## AIM
Which lines include the word "defaults"? Copy each of them.

## Dataset entries
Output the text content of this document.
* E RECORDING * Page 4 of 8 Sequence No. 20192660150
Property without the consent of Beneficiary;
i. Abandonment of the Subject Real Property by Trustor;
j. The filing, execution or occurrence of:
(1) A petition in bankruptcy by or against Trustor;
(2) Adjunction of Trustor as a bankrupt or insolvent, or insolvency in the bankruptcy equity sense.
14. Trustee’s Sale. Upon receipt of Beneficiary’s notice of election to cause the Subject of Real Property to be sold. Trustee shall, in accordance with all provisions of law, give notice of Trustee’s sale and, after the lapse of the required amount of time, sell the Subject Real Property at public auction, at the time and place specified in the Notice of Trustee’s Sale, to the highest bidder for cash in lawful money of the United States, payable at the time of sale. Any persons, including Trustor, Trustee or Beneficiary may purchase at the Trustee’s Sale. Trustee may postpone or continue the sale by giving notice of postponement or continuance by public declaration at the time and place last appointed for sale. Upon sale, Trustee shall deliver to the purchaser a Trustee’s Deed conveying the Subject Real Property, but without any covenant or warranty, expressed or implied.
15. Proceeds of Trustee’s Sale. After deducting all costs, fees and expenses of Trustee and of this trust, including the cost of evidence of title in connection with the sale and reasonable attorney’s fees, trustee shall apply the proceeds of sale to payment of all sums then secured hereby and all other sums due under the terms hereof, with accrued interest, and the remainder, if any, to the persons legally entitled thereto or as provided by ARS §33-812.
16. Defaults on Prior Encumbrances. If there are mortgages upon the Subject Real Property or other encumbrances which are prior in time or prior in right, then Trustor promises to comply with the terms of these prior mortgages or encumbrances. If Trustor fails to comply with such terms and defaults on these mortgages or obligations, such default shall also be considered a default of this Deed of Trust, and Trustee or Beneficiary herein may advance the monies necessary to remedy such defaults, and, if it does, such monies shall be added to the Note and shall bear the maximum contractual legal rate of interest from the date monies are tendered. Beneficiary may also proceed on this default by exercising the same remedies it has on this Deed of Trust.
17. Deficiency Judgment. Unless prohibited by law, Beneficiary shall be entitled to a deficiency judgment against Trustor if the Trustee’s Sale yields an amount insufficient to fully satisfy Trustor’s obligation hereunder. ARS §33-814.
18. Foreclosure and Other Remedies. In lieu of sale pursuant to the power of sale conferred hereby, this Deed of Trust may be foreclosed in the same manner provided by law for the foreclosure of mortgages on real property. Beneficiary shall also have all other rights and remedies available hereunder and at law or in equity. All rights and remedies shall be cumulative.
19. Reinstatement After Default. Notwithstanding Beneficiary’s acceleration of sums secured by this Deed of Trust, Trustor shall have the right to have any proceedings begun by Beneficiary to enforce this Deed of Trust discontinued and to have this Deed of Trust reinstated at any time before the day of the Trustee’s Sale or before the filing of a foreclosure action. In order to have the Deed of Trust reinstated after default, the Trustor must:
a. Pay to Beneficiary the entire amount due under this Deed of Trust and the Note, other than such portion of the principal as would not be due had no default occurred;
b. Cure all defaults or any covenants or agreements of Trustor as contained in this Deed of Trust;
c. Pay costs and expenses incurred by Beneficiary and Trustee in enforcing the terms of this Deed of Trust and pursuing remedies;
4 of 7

## SOLUTION TO THIS PROBLEM
16. Defaults on Prior Encumbrances. If there are mortgages upon the Subject Real Property or other encumbrances which are prior in time or prior in right, then Trustor promises to comply with the terms of these prior mortgages or encumbrances. If Trustor fails to comply with such terms and defaults on these mortgages or obligations, such default shall also be considered a default of this Deed of Trust, and Trustee or Beneficiary herein may advance the monies necessary to remedy such defaults, and, if it does, such monies shall be added to the Note and shall bear the maximum contractual legal rate of interest from the date monies are tendered. Beneficiary may also proceed on this default by exercising the same remedies it has on this Deed of Trust.
b. Cure all defaults or any covenants or agreements of Trustor as contained in this Deed of Trust;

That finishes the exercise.